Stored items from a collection
----------------------------------------
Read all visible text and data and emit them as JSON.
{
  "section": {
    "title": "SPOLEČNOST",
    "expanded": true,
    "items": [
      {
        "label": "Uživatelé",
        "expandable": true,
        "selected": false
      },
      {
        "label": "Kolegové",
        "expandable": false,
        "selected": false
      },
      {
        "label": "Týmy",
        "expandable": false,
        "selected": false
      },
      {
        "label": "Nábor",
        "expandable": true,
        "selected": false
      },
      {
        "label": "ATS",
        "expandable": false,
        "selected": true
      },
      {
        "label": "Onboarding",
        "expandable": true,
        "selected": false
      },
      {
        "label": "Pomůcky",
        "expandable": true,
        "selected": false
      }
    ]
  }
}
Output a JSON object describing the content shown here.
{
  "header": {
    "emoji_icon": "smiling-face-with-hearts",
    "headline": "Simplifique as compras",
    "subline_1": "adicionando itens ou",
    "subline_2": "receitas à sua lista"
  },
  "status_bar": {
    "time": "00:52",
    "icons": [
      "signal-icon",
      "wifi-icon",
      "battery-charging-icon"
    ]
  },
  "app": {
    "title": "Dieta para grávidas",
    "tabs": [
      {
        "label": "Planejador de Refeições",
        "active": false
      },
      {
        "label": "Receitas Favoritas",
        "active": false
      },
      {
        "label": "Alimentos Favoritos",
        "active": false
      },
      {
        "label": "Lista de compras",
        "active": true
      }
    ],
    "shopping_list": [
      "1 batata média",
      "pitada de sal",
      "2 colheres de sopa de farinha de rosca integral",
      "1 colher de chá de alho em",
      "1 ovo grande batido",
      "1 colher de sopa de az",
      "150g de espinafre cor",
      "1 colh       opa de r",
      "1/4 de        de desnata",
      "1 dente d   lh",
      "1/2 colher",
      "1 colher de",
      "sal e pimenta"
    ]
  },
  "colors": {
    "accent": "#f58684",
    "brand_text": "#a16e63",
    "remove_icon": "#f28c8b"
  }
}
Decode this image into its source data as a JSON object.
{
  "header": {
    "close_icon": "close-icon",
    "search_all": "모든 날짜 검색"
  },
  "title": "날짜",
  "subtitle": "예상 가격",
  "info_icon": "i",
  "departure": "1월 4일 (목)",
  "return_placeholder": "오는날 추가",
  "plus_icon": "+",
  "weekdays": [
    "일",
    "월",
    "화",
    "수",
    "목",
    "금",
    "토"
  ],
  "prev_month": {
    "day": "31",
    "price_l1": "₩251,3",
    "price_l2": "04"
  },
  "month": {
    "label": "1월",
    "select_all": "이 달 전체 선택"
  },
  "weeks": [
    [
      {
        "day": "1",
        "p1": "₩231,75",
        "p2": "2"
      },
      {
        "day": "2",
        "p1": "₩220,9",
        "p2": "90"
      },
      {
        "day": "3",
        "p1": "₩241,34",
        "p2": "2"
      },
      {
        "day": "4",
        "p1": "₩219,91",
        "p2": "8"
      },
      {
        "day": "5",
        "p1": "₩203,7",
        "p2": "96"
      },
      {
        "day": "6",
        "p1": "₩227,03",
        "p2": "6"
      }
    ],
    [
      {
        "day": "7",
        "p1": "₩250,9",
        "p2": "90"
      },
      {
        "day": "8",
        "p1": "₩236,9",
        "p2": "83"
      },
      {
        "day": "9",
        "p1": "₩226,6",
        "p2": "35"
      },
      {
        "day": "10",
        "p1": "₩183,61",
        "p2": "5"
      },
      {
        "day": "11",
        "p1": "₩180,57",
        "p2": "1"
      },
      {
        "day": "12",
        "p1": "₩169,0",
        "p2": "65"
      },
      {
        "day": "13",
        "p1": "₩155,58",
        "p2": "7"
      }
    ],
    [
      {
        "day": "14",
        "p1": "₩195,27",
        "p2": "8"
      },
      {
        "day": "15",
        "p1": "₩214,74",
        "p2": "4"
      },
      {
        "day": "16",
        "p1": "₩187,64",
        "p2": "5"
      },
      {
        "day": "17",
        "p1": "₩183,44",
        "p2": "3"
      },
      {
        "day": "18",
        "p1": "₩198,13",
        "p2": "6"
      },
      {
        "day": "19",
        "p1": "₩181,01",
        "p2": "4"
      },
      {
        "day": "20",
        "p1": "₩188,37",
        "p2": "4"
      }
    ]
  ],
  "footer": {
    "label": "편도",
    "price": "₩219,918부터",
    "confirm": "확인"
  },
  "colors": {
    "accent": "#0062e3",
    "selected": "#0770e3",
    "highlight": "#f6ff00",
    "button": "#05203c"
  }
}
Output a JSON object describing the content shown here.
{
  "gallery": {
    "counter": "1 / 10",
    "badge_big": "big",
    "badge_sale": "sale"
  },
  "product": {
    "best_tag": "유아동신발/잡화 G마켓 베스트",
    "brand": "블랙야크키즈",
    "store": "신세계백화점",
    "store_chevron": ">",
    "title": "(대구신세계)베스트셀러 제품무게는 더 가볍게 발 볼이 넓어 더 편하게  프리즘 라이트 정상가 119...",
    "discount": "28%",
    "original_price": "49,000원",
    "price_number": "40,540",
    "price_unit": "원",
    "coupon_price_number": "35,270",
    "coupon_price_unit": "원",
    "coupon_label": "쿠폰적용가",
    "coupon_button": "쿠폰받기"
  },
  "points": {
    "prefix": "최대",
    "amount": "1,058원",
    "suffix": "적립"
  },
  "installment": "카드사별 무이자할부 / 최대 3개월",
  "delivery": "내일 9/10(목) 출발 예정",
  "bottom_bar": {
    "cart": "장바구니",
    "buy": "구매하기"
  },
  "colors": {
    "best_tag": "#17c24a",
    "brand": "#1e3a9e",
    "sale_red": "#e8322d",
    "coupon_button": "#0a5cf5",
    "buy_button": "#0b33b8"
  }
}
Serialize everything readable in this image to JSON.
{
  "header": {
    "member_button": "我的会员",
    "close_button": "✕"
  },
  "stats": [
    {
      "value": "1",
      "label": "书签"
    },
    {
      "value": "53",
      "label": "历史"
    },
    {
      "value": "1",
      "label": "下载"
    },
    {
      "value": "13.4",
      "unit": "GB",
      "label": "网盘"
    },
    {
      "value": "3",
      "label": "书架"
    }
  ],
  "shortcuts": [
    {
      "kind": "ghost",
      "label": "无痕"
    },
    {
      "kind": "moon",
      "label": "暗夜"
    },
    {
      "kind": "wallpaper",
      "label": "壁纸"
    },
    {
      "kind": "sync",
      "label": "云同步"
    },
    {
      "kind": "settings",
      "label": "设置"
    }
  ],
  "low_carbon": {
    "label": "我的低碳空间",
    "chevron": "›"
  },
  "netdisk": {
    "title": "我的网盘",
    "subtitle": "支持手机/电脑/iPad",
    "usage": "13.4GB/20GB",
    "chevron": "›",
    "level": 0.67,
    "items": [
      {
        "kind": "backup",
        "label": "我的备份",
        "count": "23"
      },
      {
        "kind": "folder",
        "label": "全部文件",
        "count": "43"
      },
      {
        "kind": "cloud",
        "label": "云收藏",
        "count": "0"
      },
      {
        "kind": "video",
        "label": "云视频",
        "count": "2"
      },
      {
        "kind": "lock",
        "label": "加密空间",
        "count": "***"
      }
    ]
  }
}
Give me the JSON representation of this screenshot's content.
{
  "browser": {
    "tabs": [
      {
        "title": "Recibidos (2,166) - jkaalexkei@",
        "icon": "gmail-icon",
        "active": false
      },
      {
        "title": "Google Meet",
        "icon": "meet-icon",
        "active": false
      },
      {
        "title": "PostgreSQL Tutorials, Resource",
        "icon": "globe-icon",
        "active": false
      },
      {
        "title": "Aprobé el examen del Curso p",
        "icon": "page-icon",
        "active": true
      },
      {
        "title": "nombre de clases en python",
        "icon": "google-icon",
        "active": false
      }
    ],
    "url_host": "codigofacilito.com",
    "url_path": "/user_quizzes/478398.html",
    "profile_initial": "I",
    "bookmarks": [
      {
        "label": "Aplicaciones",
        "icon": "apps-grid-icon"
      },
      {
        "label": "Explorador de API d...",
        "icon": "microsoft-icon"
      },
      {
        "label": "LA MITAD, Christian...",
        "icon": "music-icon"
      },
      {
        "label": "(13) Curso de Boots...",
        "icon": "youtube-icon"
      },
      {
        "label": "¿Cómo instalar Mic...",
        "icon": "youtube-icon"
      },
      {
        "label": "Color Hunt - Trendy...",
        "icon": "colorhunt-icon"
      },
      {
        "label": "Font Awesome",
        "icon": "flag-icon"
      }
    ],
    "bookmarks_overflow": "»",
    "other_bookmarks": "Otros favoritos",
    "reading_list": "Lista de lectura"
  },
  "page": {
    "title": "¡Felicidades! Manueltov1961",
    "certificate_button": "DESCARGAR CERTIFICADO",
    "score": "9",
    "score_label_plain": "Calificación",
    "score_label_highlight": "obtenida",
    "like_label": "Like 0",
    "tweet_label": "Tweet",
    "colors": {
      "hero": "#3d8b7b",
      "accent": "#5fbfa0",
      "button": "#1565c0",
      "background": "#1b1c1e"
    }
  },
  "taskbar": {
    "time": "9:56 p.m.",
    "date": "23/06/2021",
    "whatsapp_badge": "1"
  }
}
----------------------------------------
**Written exercise:** Check every line of the entries above for the word "value" and report how many lines contain it, giving the number only.

**Task output:** 5